What is asked:
Return all of the entries exactly as written.

(Extracted data entries)
===============

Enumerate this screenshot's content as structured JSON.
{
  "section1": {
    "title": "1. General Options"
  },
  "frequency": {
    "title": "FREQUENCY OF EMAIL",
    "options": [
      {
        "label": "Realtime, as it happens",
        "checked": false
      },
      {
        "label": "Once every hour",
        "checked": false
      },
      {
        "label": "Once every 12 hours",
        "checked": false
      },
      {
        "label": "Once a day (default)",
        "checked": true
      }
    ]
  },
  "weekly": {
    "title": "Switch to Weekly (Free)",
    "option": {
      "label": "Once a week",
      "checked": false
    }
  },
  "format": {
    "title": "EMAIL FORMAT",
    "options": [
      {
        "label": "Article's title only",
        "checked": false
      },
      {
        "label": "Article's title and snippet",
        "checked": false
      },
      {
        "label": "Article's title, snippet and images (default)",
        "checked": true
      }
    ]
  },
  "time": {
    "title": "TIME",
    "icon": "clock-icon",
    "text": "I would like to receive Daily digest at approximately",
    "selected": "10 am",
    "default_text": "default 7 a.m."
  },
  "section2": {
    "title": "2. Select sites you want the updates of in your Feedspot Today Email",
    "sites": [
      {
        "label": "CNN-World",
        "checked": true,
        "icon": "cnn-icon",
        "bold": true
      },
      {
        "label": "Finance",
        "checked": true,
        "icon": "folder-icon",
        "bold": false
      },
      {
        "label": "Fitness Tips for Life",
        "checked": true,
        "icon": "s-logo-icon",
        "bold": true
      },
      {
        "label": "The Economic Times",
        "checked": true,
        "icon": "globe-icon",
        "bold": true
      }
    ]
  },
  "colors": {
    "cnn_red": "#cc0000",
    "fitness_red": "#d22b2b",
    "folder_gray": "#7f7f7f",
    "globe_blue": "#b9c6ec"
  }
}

===============

Answer to this task:
Enumerate this screenshot's content as structured JSON.
{
  "section1": {
    "title": "1. General Options"
  },
  "frequency": {
    "title": "FREQUENCY OF EMAIL",
    "options": [
      {
        "label": "Realtime, as it happens",
        "checked": false
      },
      {
        "label": "Once every hour",
        "checked": false
      },
      {
        "label": "Once every 12 hours",
        "checked": false
      },
      {
        "label": "Once a day (default)",
        "checked": true
      }
    ]
  },
  "weekly": {
    "title": "Switch to Weekly (Free)",
    "option": {
      "label": "Once a week",
      "checked": false
    }
  },
  "format": {
    "title": "EMAIL FORMAT",
    "options": [
      {
        "label": "Article's title only",
        "checked": false
      },
      {
        "label": "Article's title and snippet",
        "checked": false
      },
      {
        "label": "Article's title, snippet and images (default)",
        "checked": true
      }
    ]
  },
  "time": {
    "title": "TIME",
    "icon": "clock-icon",
    "text": "I would like to receive Daily digest at approximately",
    "selected": "10 am",
    "default_text": "default 7 a.m."
  },
  "section2": {
    "title": "2. Select sites you want the updates of in your Feedspot Today Email",
    "sites": [
      {
        "label": "CNN-World",
        "checked": true,
        "icon": "cnn-icon",
        "bold": true
      },
      {
        "label": "Finance",
        "checked": true,
        "icon": "folder-icon",
        "bold": false
      },
      {
        "label": "Fitness Tips for Life",
        "checked": true,
        "icon": "s-logo-icon",
        "bold": true
      },
      {
        "label": "The Economic Times",
        "checked": true,
        "icon": "globe-icon",
        "bold": true
      }
    ]
  },
  "colors": {
    "cnn_red": "#cc0000",
    "fitness_red": "#d22b2b",
    "folder_gray": "#7f7f7f",
    "globe_blue": "#b9c6ec"
  }
}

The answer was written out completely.